TASK OBJECTIVE >> Repeat all of the data precisely.

§

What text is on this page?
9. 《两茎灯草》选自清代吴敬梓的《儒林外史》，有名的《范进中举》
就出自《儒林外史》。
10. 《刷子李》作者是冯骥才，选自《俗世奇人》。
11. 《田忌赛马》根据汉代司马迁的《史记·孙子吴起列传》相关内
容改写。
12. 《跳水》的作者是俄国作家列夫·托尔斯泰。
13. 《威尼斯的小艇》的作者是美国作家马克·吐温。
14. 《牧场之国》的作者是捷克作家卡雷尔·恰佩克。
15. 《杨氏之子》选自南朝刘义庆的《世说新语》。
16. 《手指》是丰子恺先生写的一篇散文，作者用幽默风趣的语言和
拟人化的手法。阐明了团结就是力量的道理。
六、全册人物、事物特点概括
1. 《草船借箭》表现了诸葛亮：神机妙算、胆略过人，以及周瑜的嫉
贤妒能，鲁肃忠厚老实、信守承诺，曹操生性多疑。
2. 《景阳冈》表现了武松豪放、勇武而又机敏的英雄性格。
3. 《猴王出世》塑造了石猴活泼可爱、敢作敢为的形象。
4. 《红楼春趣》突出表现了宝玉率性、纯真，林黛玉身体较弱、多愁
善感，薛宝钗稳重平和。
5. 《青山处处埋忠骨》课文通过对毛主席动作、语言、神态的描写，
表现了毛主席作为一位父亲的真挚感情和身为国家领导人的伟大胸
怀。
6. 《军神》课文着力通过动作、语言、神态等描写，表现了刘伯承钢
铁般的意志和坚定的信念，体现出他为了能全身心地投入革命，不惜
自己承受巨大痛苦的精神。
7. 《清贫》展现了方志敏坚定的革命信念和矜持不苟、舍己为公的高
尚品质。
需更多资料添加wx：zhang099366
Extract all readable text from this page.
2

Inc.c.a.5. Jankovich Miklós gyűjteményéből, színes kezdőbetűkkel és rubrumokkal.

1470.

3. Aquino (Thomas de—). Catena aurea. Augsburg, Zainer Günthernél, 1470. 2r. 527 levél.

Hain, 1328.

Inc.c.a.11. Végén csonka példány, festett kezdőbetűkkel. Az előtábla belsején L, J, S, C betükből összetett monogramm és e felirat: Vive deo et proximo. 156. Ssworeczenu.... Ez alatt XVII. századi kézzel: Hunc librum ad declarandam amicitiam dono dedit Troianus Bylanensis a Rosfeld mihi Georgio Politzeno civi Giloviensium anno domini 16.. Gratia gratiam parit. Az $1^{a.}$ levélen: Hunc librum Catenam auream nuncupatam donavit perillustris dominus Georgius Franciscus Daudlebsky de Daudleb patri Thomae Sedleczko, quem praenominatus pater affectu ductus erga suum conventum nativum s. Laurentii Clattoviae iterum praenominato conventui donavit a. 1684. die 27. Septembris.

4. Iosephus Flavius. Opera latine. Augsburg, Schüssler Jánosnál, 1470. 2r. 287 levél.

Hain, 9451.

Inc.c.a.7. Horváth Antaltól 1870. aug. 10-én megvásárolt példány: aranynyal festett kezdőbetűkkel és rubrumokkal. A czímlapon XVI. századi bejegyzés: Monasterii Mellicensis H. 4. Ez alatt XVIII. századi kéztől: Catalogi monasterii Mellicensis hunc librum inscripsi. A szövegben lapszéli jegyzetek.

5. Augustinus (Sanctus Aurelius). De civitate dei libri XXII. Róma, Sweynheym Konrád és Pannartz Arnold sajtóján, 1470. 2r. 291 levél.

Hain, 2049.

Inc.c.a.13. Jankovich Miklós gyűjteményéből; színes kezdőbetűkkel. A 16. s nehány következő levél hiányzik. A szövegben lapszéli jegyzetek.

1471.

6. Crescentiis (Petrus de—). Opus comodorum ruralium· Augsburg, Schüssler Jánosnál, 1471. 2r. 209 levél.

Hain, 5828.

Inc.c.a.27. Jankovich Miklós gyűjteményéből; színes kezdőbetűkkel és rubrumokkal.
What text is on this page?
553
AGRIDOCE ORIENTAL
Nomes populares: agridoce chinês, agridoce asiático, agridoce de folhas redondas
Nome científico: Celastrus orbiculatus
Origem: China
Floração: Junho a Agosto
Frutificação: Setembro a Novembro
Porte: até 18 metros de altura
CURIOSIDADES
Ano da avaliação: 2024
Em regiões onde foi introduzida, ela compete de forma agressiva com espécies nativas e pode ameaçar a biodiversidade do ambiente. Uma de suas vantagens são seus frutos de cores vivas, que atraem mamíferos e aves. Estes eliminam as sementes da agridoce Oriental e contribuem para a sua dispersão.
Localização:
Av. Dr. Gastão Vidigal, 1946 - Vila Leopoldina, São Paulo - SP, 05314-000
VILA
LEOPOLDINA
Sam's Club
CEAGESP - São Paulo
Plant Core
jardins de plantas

§

SOLUTION TO THE EXERCISE >>
What text is on this page?
9. 《两茎灯草》选自清代吴敬梓的《儒林外史》，有名的《范进中举》
就出自《儒林外史》。
10. 《刷子李》作者是冯骥才，选自《俗世奇人》。
11. 《田忌赛马》根据汉代司马迁的《史记·孙子吴起列传》相关内
容改写。
12. 《跳水》的作者是俄国作家列夫·托尔斯泰。
13. 《威尼斯的小艇》的作者是美国作家马克·吐温。
14. 《牧场之国》的作者是捷克作家卡雷尔·恰佩克。
15. 《杨氏之子》选自南朝刘义庆的《世说新语》。
16. 《手指》是丰子恺先生写的一篇散文，作者用幽默风趣的语言和
拟人化的手法。阐明了团结就是力量的道理。
六、全册人物、事物特点概括
1. 《草船借箭》表现了诸葛亮：神机妙算、胆略过人，以及周瑜的嫉
贤妒能，鲁肃忠厚老实、信守承诺，曹操生性多疑。
2. 《景阳冈》表现了武松豪放、勇武而又机敏的英雄性格。
3. 《猴王出世》塑造了石猴活泼可爱、敢作敢为的形象。
4. 《红楼春趣》突出表现了宝玉率性、纯真，林黛玉身体较弱、多愁
善感，薛宝钗稳重平和。
5. 《青山处处埋忠骨》课文通过对毛主席动作、语言、神态的描写，
表现了毛主席作为一位父亲的真挚感情和身为国家领导人的伟大胸
怀。
6. 《军神》课文着力通过动作、语言、神态等描写，表现了刘伯承钢
铁般的意志和坚定的信念，体现出他为了能全身心地投入革命，不惜
自己承受巨大痛苦的精神。
7. 《清贫》展现了方志敏坚定的革命信念和矜持不苟、舍己为公的高
尚品质。
需更多资料添加wx：zhang099366
Extract all readable text from this page.
2

Inc.c.a.5. Jankovich Miklós gyűjteményéből, színes kezdőbetűkkel és rubrumokkal.

1470.

3. Aquino (Thomas de—). Catena aurea. Augsburg, Zainer Günthernél, 1470. 2r. 527 levél.

Hain, 1328.

Inc.c.a.11. Végén csonka példány, festett kezdőbetűkkel. Az előtábla belsején L, J, S, C betükből összetett monogramm és e felirat: Vive deo et proximo. 156. Ssworeczenu.... Ez alatt XVII. századi kézzel: Hunc librum ad declarandam amicitiam dono dedit Troianus Bylanensis a Rosfeld mihi Georgio Politzeno civi Giloviensium anno domini 16.. Gratia gratiam parit. Az $1^{a.}$ levélen: Hunc librum Catenam auream nuncupatam donavit perillustris dominus Georgius Franciscus Daudlebsky de Daudleb patri Thomae Sedleczko, quem praenominatus pater affectu ductus erga suum conventum nativum s. Laurentii Clattoviae iterum praenominato conventui donavit a. 1684. die 27. Septembris.

4. Iosephus Flavius. Opera latine. Augsburg, Schüssler Jánosnál, 1470. 2r. 287 levél.

Hain, 9451.

Inc.c.a.7. Horváth Antaltól 1870. aug. 10-én megvásárolt példány: aranynyal festett kezdőbetűkkel és rubrumokkal. A czímlapon XVI. századi bejegyzés: Monasterii Mellicensis H. 4. Ez alatt XVIII. századi kéztől: Catalogi monasterii Mellicensis hunc librum inscripsi. A szövegben lapszéli jegyzetek.

5. Augustinus (Sanctus Aurelius). De civitate dei libri XXII. Róma, Sweynheym Konrád és Pannartz Arnold sajtóján, 1470. 2r. 291 levél.

Hain, 2049.

Inc.c.a.13. Jankovich Miklós gyűjteményéből; színes kezdőbetűkkel. A 16. s nehány következő levél hiányzik. A szövegben lapszéli jegyzetek.

1471.

6. Crescentiis (Petrus de—). Opus comodorum ruralium· Augsburg, Schüssler Jánosnál, 1471. 2r. 209 levél.

Hain, 5828.

Inc.c.a.27. Jankovich Miklós gyűjteményéből; színes kezdőbetűkkel és rubrumokkal.
What text is on this page?
553
AGRIDOCE ORIENTAL
Nomes populares: agridoce chinês, agridoce asiático, agridoce de folhas redondas
Nome científico: Celastrus orbiculatus
Origem: China
Floração: Junho a Agosto
Frutificação: Setembro a Novembro
Porte: até 18 metros de altura
CURIOSIDADES
Ano da avaliação: 2024
Em regiões onde foi introduzida, ela compete de forma agressiva com espécies nativas e pode ameaçar a biodiversidade do ambiente. Uma de suas vantagens são seus frutos de cores vivas, que atraem mamíferos e aves. Estes eliminam as sementes da agridoce Oriental e contribuem para a sua dispersão.
Localização:
Av. Dr. Gastão Vidigal, 1946 - Vila Leopoldina, São Paulo - SP, 05314-000
VILA
LEOPOLDINA
Sam's Club
CEAGESP - São Paulo
Plant Core
jardins de plantas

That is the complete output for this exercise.